> **Цель задания**:
Перепишите без изменений часть отрывка ниже о Качалове в роли чтеца: от слов «Старуха ловко и» до слов «в значении происходящего.» включительно.

> **Предложенный отрывок**:
━━━━━━

Читаем Сборник статей, воспоминаний, писем полностью

   Чтец отсутствовал долгое время. Эпизоды в конторе, в тюрьме, в деревне шли без его участия. Но функции Качалова в спектакле заключались не только в его личном комментарии; не только самому истолковать, но и настоять на своем толковании, заставить нас думать в указанном им направлении,-- так может быть сформулирована одна из основных задач "Лица от автора". Качалов обязывает зрителя оценивать и судить сценические события, он устанавливает свою, качаловскую, точку зрения на все происходящее. "Мне нужно было заразить зрителя своим отношением к происходящему",-- писал Качалов о своей роли в "Воскресении". Это удавалось ему в полной мере. Даже молчание Качалова, одно присутствие его заставляло зрителей более настороженно смотреть на сцену, напоминало о необходимости выводов и решений. Так, в сцене у Матрены Качалов, впервые после длительного перерыва снова приходящий в зал, не произносит ни слова.

   Старуха ловко и певуче, подбирая слова покруглее, рассказывает, как "зачиврел ребеночек" Катерины. Чтец молча слушает ее ласковые и благополучные интонации, присев на ступеньку левого схода в зал. И то, как молчаливо и внимательно слушает Качалов расспросы Нехлюдова и рассказ Матрены, пристально следя одновременно за залом и за сценой, обязывает и зрителя глубже разобраться в значении происходящего.

━━━━━━

> **Записанные данные**:
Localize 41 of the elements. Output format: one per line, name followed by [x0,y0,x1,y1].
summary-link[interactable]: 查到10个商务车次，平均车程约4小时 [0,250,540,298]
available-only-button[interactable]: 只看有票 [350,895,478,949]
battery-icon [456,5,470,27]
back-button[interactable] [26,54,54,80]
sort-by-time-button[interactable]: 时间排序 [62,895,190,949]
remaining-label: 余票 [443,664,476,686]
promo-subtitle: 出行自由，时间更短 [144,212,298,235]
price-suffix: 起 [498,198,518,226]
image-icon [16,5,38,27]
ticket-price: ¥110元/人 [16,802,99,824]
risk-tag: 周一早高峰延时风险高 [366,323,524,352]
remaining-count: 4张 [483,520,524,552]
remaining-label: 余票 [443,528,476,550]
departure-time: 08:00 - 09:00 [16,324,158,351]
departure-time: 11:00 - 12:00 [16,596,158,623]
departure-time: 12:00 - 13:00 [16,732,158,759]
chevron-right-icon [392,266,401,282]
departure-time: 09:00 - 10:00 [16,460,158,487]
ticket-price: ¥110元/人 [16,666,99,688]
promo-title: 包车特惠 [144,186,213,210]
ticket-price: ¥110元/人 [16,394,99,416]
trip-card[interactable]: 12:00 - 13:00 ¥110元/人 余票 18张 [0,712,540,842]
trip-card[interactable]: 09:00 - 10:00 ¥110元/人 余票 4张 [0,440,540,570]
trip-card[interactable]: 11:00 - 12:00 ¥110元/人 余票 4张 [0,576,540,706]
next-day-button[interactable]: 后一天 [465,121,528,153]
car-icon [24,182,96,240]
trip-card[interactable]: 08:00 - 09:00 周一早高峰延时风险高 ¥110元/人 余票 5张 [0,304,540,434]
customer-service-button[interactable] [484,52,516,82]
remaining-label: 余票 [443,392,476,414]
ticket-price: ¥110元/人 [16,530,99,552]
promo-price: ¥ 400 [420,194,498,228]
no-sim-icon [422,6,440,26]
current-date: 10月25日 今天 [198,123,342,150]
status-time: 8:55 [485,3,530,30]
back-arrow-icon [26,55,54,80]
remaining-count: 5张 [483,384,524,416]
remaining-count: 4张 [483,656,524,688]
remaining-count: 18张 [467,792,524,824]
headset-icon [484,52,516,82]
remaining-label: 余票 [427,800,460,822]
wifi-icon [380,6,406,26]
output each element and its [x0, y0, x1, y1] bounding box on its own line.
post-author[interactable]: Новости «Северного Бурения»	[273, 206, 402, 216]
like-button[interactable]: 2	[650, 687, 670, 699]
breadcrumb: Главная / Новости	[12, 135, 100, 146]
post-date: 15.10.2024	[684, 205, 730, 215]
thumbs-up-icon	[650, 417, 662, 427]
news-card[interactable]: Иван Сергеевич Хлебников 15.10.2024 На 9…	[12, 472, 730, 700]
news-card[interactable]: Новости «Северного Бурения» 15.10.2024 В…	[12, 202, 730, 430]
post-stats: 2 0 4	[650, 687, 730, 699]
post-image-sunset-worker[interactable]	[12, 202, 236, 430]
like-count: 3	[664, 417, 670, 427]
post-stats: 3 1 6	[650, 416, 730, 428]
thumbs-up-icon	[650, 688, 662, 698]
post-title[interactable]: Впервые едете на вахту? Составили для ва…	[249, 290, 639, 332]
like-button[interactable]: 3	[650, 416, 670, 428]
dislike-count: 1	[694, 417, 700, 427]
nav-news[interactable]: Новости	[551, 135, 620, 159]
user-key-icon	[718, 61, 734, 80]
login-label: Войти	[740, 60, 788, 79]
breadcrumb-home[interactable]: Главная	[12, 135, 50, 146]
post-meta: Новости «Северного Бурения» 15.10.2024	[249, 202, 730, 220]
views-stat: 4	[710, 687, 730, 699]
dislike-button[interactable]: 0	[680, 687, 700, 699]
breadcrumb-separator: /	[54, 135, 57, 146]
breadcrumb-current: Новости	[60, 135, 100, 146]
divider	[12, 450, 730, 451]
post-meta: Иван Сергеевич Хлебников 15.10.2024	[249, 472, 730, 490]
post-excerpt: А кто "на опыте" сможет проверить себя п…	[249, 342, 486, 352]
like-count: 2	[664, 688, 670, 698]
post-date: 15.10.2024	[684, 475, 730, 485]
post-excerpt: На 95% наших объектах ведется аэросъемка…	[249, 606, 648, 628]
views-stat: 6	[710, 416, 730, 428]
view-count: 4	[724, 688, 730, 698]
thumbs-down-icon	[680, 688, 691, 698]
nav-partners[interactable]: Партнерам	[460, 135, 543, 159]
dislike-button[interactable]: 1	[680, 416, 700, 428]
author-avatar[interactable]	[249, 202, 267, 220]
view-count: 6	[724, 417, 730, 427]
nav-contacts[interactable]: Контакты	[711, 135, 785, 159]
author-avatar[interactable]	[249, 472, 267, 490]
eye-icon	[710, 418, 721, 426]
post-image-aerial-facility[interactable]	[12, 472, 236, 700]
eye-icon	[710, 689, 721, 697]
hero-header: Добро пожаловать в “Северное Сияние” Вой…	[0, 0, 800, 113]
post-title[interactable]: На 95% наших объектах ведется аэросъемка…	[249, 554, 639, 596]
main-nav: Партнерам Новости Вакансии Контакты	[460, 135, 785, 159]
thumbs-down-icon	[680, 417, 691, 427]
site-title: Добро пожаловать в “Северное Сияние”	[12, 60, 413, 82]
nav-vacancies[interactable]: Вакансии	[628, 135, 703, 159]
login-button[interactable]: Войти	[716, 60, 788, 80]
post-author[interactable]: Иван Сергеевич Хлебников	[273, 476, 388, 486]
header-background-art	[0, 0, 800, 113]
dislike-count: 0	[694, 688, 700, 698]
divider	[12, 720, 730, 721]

━━━━━━

> **Результат задания**:
Старуха ловко и певуче, подбирая слова покруглее, рассказывает, как "зачиврел ребеночек" Катерины. Чтец молча слушает ее ласковые и благополучные интонации, присев на ступеньку левого схода в зал. И то, как молчаливо и внимательно слушает Качалов расспросы Нехлюдова и рассказ Матрены, пристально следя одновременно за залом и за сценой, обязывает и зрителя глубже разобраться в значении происходящего.